**EXERCISE REQUIREMENTS:**
Print the whole listing exactly.

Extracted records
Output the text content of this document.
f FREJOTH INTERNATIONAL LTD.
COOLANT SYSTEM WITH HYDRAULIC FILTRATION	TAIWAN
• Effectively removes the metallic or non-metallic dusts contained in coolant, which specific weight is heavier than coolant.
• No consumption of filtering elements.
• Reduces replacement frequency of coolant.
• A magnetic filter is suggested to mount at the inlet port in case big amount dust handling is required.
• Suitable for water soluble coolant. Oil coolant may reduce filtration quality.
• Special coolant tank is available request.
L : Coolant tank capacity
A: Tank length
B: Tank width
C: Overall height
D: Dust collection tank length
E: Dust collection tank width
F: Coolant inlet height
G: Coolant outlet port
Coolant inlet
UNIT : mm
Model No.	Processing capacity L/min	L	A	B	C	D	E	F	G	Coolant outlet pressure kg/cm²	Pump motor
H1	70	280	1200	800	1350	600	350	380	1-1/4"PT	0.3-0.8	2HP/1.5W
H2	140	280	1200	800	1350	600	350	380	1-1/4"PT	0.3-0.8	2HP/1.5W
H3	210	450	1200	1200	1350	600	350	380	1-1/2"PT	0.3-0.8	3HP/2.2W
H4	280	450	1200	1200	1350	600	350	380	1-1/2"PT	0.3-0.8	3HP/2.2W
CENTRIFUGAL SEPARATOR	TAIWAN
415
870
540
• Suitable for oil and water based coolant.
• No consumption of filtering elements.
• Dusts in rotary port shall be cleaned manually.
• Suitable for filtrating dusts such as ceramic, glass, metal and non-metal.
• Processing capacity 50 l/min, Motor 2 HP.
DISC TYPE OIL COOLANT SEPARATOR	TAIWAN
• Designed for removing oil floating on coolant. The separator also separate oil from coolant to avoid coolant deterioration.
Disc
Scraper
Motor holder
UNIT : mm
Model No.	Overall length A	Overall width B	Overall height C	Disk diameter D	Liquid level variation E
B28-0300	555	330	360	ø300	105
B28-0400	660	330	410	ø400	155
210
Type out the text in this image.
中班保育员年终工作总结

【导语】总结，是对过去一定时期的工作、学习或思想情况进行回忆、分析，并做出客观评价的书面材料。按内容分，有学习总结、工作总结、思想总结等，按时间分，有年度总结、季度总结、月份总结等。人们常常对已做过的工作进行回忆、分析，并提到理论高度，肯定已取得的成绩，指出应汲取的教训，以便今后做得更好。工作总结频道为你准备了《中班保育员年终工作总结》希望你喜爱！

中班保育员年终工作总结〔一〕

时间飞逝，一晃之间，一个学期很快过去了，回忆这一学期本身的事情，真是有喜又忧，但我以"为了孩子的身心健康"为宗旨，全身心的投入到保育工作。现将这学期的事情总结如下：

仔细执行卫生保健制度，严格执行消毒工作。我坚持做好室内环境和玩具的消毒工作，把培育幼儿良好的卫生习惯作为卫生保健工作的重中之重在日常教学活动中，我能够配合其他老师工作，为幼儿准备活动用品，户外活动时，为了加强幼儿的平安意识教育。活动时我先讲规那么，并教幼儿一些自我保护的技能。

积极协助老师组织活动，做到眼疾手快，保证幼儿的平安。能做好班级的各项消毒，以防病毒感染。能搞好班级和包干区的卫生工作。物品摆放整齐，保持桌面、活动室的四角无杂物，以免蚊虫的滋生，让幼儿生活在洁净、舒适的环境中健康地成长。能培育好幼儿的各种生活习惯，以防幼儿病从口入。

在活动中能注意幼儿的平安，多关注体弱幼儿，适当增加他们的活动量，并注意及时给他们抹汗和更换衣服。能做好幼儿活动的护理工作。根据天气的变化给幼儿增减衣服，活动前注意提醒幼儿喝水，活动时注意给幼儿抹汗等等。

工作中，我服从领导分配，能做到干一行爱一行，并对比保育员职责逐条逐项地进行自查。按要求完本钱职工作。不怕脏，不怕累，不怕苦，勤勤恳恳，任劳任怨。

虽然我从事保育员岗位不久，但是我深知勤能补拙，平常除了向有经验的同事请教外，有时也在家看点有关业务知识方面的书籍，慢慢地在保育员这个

**SOLUTION:**
Output the text content of this document.
f FREJOTH INTERNATIONAL LTD.
COOLANT SYSTEM WITH HYDRAULIC FILTRATION	TAIWAN
• Effectively removes the metallic or non-metallic dusts contained in coolant, which specific weight is heavier than coolant.
• No consumption of filtering elements.
• Reduces replacement frequency of coolant.
• A magnetic filter is suggested to mount at the inlet port in case big amount dust handling is required.
• Suitable for water soluble coolant. Oil coolant may reduce filtration quality.
• Special coolant tank is available request.
L : Coolant tank capacity
A: Tank length
B: Tank width
C: Overall height
D: Dust collection tank length
E: Dust collection tank width
F: Coolant inlet height
G: Coolant outlet port
Coolant inlet
UNIT : mm
Model No.	Processing capacity L/min	L	A	B	C	D	E	F	G	Coolant outlet pressure kg/cm²	Pump motor
H1	70	280	1200	800	1350	600	350	380	1-1/4"PT	0.3-0.8	2HP/1.5W
H2	140	280	1200	800	1350	600	350	380	1-1/4"PT	0.3-0.8	2HP/1.5W
H3	210	450	1200	1200	1350	600	350	380	1-1/2"PT	0.3-0.8	3HP/2.2W
H4	280	450	1200	1200	1350	600	350	380	1-1/2"PT	0.3-0.8	3HP/2.2W
CENTRIFUGAL SEPARATOR	TAIWAN
415
870
540
• Suitable for oil and water based coolant.
• No consumption of filtering elements.
• Dusts in rotary port shall be cleaned manually.
• Suitable for filtrating dusts such as ceramic, glass, metal and non-metal.
• Processing capacity 50 l/min, Motor 2 HP.
DISC TYPE OIL COOLANT SEPARATOR	TAIWAN
• Designed for removing oil floating on coolant. The separator also separate oil from coolant to avoid coolant deterioration.
Disc
Scraper
Motor holder
UNIT : mm
Model No.	Overall length A	Overall width B	Overall height C	Disk diameter D	Liquid level variation E
B28-0300	555	330	360	ø300	105
B28-0400	660	330	410	ø400	155
210
Type out the text in this image.
中班保育员年终工作总结

【导语】总结，是对过去一定时期的工作、学习或思想情况进行回忆、分析，并做出客观评价的书面材料。按内容分，有学习总结、工作总结、思想总结等，按时间分，有年度总结、季度总结、月份总结等。人们常常对已做过的工作进行回忆、分析，并提到理论高度，肯定已取得的成绩，指出应汲取的教训，以便今后做得更好。工作总结频道为你准备了《中班保育员年终工作总结》希望你喜爱！

中班保育员年终工作总结〔一〕

时间飞逝，一晃之间，一个学期很快过去了，回忆这一学期本身的事情，真是有喜又忧，但我以"为了孩子的身心健康"为宗旨，全身心的投入到保育工作。现将这学期的事情总结如下：

仔细执行卫生保健制度，严格执行消毒工作。我坚持做好室内环境和玩具的消毒工作，把培育幼儿良好的卫生习惯作为卫生保健工作的重中之重在日常教学活动中，我能够配合其他老师工作，为幼儿准备活动用品，户外活动时，为了加强幼儿的平安意识教育。活动时我先讲规那么，并教幼儿一些自我保护的技能。

积极协助老师组织活动，做到眼疾手快，保证幼儿的平安。能做好班级的各项消毒，以防病毒感染。能搞好班级和包干区的卫生工作。物品摆放整齐，保持桌面、活动室的四角无杂物，以免蚊虫的滋生，让幼儿生活在洁净、舒适的环境中健康地成长。能培育好幼儿的各种生活习惯，以防幼儿病从口入。

在活动中能注意幼儿的平安，多关注体弱幼儿，适当增加他们的活动量，并注意及时给他们抹汗和更换衣服。能做好幼儿活动的护理工作。根据天气的变化给幼儿增减衣服，活动前注意提醒幼儿喝水，活动时注意给幼儿抹汗等等。

工作中，我服从领导分配，能做到干一行爱一行，并对比保育员职责逐条逐项地进行自查。按要求完本钱职工作。不怕脏，不怕累，不怕苦，勤勤恳恳，任劳任怨。

虽然我从事保育员岗位不久，但是我深知勤能补拙，平常除了向有经验的同事请教外，有时也在家看点有关业务知识方面的书籍，慢慢地在保育员这个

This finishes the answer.